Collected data
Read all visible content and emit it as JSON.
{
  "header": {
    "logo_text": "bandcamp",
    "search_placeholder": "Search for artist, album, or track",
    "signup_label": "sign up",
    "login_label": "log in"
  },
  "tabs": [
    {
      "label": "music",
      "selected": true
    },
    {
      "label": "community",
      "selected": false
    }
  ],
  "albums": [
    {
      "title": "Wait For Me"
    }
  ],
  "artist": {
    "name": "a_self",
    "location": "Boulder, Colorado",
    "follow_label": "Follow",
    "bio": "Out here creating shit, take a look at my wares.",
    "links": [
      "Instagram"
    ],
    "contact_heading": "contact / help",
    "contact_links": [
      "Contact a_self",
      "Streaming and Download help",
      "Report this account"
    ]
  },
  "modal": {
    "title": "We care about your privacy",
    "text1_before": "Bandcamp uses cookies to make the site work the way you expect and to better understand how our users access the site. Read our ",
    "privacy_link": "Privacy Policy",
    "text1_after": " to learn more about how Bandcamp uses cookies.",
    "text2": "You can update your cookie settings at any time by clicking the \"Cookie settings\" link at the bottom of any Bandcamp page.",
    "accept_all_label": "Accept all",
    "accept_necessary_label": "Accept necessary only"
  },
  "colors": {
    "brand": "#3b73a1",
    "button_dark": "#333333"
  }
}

_WHAT IS REQUIRED_
From the records above, extract every entry verbatim.

_SOLVED EXERCISE_
Read all visible content and emit it as JSON.
{
  "header": {
    "logo_text": "bandcamp",
    "search_placeholder": "Search for artist, album, or track",
    "signup_label": "sign up",
    "login_label": "log in"
  },
  "tabs": [
    {
      "label": "music",
      "selected": true
    },
    {
      "label": "community",
      "selected": false
    }
  ],
  "albums": [
    {
      "title": "Wait For Me"
    }
  ],
  "artist": {
    "name": "a_self",
    "location": "Boulder, Colorado",
    "follow_label": "Follow",
    "bio": "Out here creating shit, take a look at my wares.",
    "links": [
      "Instagram"
    ],
    "contact_heading": "contact / help",
    "contact_links": [
      "Contact a_self",
      "Streaming and Download help",
      "Report this account"
    ]
  },
  "modal": {
    "title": "We care about your privacy",
    "text1_before": "Bandcamp uses cookies to make the site work the way you expect and to better understand how our users access the site. Read our ",
    "privacy_link": "Privacy Policy",
    "text1_after": " to learn more about how Bandcamp uses cookies.",
    "text2": "You can update your cookie settings at any time by clicking the \"Cookie settings\" link at the bottom of any Bandcamp page.",
    "accept_all_label": "Accept all",
    "accept_necessary_label": "Accept necessary only"
  },
  "colors": {
    "brand": "#3b73a1",
    "button_dark": "#333333"
  }
}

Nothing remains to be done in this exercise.